What to produce:
List all lines in the material below that contain "text".

Records supplied:
= = = =

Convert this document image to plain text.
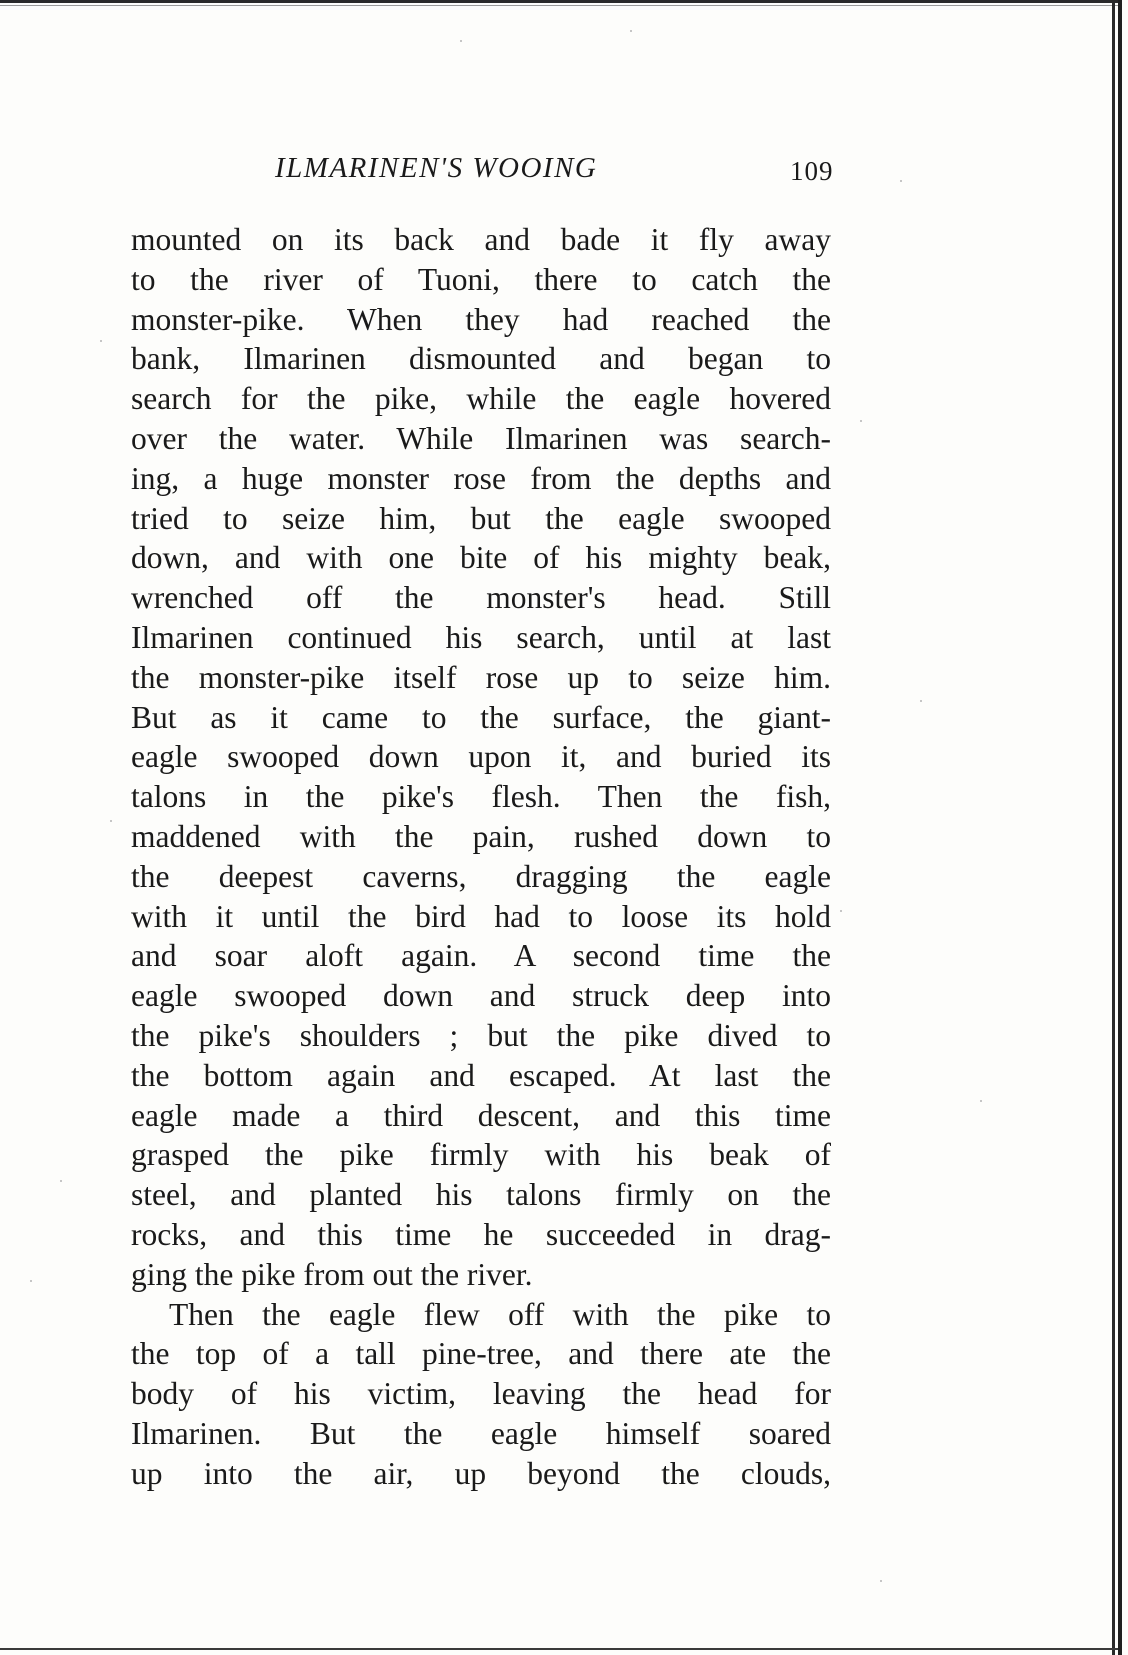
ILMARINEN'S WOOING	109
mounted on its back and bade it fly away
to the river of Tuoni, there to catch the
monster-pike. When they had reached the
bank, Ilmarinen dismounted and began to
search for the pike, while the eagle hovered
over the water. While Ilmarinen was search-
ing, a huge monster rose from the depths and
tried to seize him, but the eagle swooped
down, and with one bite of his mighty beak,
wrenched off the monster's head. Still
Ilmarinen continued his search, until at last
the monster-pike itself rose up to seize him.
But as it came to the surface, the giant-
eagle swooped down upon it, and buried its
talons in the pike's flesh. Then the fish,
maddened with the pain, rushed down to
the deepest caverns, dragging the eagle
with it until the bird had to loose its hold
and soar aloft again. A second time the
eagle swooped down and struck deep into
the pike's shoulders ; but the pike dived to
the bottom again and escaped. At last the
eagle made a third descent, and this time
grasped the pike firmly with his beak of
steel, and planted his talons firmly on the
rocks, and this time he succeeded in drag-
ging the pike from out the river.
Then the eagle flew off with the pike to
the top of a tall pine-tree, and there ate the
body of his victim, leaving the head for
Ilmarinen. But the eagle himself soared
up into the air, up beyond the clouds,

= = = =

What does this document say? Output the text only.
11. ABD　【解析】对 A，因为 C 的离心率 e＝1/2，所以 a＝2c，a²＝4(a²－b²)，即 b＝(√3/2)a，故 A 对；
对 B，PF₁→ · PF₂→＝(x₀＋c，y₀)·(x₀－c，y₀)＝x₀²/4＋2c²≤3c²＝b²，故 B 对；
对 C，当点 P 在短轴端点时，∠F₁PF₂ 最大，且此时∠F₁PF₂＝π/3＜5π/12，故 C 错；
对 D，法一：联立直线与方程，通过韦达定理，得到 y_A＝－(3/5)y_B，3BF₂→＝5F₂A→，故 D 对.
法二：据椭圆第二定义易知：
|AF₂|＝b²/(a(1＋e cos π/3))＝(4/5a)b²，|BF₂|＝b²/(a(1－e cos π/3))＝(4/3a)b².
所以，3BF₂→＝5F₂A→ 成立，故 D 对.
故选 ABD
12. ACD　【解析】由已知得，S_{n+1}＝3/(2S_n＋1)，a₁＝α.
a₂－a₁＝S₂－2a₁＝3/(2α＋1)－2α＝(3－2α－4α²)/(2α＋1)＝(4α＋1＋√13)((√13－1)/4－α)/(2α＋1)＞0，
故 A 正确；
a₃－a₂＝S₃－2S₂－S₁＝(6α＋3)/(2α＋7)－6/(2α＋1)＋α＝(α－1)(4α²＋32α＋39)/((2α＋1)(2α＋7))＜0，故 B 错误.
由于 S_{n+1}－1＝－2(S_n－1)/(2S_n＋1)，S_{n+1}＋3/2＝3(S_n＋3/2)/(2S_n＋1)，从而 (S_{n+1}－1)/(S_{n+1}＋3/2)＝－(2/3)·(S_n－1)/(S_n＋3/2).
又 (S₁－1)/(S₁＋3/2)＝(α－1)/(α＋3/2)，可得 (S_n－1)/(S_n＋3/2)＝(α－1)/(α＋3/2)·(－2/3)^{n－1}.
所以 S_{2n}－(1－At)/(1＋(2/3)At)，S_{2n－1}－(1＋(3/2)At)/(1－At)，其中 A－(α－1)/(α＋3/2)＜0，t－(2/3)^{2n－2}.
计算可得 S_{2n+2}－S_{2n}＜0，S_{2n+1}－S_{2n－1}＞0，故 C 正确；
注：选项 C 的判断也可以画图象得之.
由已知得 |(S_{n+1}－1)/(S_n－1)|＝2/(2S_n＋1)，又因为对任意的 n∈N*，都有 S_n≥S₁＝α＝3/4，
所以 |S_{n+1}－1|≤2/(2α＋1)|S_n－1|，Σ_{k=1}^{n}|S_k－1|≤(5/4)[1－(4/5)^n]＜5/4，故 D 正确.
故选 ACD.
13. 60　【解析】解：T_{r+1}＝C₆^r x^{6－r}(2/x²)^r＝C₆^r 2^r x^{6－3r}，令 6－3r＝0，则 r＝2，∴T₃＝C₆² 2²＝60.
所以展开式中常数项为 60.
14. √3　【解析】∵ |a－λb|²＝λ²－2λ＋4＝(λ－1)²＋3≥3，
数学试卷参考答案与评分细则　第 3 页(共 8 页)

= = = =

Task response:
Convert this document image to plain text.
What does this document say? Output the text only.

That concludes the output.